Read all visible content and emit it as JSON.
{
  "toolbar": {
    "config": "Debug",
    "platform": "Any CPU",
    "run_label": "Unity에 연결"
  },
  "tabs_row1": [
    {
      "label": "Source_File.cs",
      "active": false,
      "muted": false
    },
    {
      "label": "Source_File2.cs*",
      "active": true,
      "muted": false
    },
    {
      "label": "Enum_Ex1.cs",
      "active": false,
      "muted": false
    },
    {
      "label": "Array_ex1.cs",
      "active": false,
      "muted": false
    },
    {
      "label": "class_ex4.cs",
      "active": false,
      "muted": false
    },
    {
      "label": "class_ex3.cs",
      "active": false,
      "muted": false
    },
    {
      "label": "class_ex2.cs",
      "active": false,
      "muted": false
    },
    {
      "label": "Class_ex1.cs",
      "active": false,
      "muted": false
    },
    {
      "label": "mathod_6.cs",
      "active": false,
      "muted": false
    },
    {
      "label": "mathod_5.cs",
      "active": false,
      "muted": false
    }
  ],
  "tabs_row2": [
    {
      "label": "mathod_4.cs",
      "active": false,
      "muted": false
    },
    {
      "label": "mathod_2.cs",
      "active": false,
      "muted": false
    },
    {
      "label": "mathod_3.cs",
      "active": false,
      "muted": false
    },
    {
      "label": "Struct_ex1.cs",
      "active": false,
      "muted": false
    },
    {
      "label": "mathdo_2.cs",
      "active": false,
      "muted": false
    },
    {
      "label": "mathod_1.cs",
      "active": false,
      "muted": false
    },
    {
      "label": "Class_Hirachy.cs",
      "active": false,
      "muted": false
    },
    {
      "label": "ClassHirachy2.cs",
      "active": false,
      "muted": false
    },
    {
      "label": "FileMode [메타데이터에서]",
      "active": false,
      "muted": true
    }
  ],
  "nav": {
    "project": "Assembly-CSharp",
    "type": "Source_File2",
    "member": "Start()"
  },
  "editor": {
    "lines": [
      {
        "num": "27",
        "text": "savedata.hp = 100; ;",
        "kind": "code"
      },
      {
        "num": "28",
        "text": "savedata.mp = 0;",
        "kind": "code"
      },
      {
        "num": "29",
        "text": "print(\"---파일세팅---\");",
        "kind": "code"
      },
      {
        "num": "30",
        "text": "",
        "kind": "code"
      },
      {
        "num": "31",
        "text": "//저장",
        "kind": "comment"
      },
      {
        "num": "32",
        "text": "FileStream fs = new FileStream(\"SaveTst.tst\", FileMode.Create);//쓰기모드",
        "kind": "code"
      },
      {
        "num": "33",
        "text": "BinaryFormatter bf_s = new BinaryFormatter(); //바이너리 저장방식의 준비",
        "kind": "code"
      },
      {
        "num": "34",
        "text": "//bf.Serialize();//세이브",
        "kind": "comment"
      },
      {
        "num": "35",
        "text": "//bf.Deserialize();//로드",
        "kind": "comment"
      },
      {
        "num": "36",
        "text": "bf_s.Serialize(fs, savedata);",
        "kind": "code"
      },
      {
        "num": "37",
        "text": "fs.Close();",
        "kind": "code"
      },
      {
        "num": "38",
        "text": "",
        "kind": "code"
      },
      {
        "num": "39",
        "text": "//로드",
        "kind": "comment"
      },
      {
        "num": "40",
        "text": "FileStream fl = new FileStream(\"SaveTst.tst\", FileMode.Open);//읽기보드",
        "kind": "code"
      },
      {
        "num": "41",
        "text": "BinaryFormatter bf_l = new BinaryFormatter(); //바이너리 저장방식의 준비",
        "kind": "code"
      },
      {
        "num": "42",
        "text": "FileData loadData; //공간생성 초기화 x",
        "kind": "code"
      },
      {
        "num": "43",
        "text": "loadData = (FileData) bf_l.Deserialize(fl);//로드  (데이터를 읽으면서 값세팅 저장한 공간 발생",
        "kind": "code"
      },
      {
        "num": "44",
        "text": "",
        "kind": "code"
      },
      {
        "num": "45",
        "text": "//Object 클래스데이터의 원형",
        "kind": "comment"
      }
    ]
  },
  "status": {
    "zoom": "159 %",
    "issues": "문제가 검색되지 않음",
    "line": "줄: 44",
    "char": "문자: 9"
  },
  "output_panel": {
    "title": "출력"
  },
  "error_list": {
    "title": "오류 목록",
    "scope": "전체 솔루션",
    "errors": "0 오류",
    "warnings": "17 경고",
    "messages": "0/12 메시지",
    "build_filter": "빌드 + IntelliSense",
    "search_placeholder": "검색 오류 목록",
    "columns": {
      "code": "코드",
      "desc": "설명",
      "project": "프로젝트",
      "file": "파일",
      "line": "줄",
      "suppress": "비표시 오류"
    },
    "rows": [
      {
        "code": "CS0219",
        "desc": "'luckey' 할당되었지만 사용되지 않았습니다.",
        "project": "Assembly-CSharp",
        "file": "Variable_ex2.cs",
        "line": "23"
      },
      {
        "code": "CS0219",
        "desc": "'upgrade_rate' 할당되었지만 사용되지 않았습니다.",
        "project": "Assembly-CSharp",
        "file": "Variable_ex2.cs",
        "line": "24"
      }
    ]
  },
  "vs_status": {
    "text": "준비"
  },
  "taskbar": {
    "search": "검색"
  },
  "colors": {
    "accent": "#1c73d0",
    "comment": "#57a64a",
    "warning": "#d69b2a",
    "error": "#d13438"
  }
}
══════════
## PROBLEM STATEMENT
Transcribe the material exactly as it reads.

## EXERCISE ANSWER
Read all visible content and emit it as JSON.
{
  "toolbar": {
    "config": "Debug",
    "platform": "Any CPU",
    "run_label": "Unity에 연결"
  },
  "tabs_row1": [
    {
      "label": "Source_File.cs",
      "active": false,
      "muted": false
    },
    {
      "label": "Source_File2.cs*",
      "active": true,
      "muted": false
    },
    {
      "label": "Enum_Ex1.cs",
      "active": false,
      "muted": false
    },
    {
      "label": "Array_ex1.cs",
      "active": false,
      "muted": false
    },
    {
      "label": "class_ex4.cs",
      "active": false,
      "muted": false
    },
    {
      "label": "class_ex3.cs",
      "active": false,
      "muted": false
    },
    {
      "label": "class_ex2.cs",
      "active": false,
      "muted": false
    },
    {
      "label": "Class_ex1.cs",
      "active": false,
      "muted": false
    },
    {
      "label": "mathod_6.cs",
      "active": false,
      "muted": false
    },
    {
      "label": "mathod_5.cs",
      "active": false,
      "muted": false
    }
  ],
  "tabs_row2": [
    {
      "label": "mathod_4.cs",
      "active": false,
      "muted": false
    },
    {
      "label": "mathod_2.cs",
      "active": false,
      "muted": false
    },
    {
      "label": "mathod_3.cs",
      "active": false,
      "muted": false
    },
    {
      "label": "Struct_ex1.cs",
      "active": false,
      "muted": false
    },
    {
      "label": "mathdo_2.cs",
      "active": false,
      "muted": false
    },
    {
      "label": "mathod_1.cs",
      "active": false,
      "muted": false
    },
    {
      "label": "Class_Hirachy.cs",
      "active": false,
      "muted": false
    },
    {
      "label": "ClassHirachy2.cs",
      "active": false,
      "muted": false
    },
    {
      "label": "FileMode [메타데이터에서]",
      "active": false,
      "muted": true
    }
  ],
  "nav": {
    "project": "Assembly-CSharp",
    "type": "Source_File2",
    "member": "Start()"
  },
  "editor": {
    "lines": [
      {
        "num": "27",
        "text": "savedata.hp = 100; ;",
        "kind": "code"
      },
      {
        "num": "28",
        "text": "savedata.mp = 0;",
        "kind": "code"
      },
      {
        "num": "29",
        "text": "print(\"---파일세팅---\");",
        "kind": "code"
      },
      {
        "num": "30",
        "text": "",
        "kind": "code"
      },
      {
        "num": "31",
        "text": "//저장",
        "kind": "comment"
      },
      {
        "num": "32",
        "text": "FileStream fs = new FileStream(\"SaveTst.tst\", FileMode.Create);//쓰기모드",
        "kind": "code"
      },
      {
        "num": "33",
        "text": "BinaryFormatter bf_s = new BinaryFormatter(); //바이너리 저장방식의 준비",
        "kind": "code"
      },
      {
        "num": "34",
        "text": "//bf.Serialize();//세이브",
        "kind": "comment"
      },
      {
        "num": "35",
        "text": "//bf.Deserialize();//로드",
        "kind": "comment"
      },
      {
        "num": "36",
        "text": "bf_s.Serialize(fs, savedata);",
        "kind": "code"
      },
      {
        "num": "37",
        "text": "fs.Close();",
        "kind": "code"
      },
      {
        "num": "38",
        "text": "",
        "kind": "code"
      },
      {
        "num": "39",
        "text": "//로드",
        "kind": "comment"
      },
      {
        "num": "40",
        "text": "FileStream fl = new FileStream(\"SaveTst.tst\", FileMode.Open);//읽기보드",
        "kind": "code"
      },
      {
        "num": "41",
        "text": "BinaryFormatter bf_l = new BinaryFormatter(); //바이너리 저장방식의 준비",
        "kind": "code"
      },
      {
        "num": "42",
        "text": "FileData loadData; //공간생성 초기화 x",
        "kind": "code"
      },
      {
        "num": "43",
        "text": "loadData = (FileData) bf_l.Deserialize(fl);//로드  (데이터를 읽으면서 값세팅 저장한 공간 발생",
        "kind": "code"
      },
      {
        "num": "44",
        "text": "",
        "kind": "code"
      },
      {
        "num": "45",
        "text": "//Object 클래스데이터의 원형",
        "kind": "comment"
      }
    ]
  },
  "status": {
    "zoom": "159 %",
    "issues": "문제가 검색되지 않음",
    "line": "줄: 44",
    "char": "문자: 9"
  },
  "output_panel": {
    "title": "출력"
  },
  "error_list": {
    "title": "오류 목록",
    "scope": "전체 솔루션",
    "errors": "0 오류",
    "warnings": "17 경고",
    "messages": "0/12 메시지",
    "build_filter": "빌드 + IntelliSense",
    "search_placeholder": "검색 오류 목록",
    "columns": {
      "code": "코드",
      "desc": "설명",
      "project": "프로젝트",
      "file": "파일",
      "line": "줄",
      "suppress": "비표시 오류"
    },
    "rows": [
      {
        "code": "CS0219",
        "desc": "'luckey' 할당되었지만 사용되지 않았습니다.",
        "project": "Assembly-CSharp",
        "file": "Variable_ex2.cs",
        "line": "23"
      },
      {
        "code": "CS0219",
        "desc": "'upgrade_rate' 할당되었지만 사용되지 않았습니다.",
        "project": "Assembly-CSharp",
        "file": "Variable_ex2.cs",
        "line": "24"
      }
    ]
  },
  "vs_status": {
    "text": "준비"
  },
  "taskbar": {
    "search": "검색"
  },
  "colors": {
    "accent": "#1c73d0",
    "comment": "#57a64a",
    "warning": "#d69b2a",
    "error": "#d13438"
  }
}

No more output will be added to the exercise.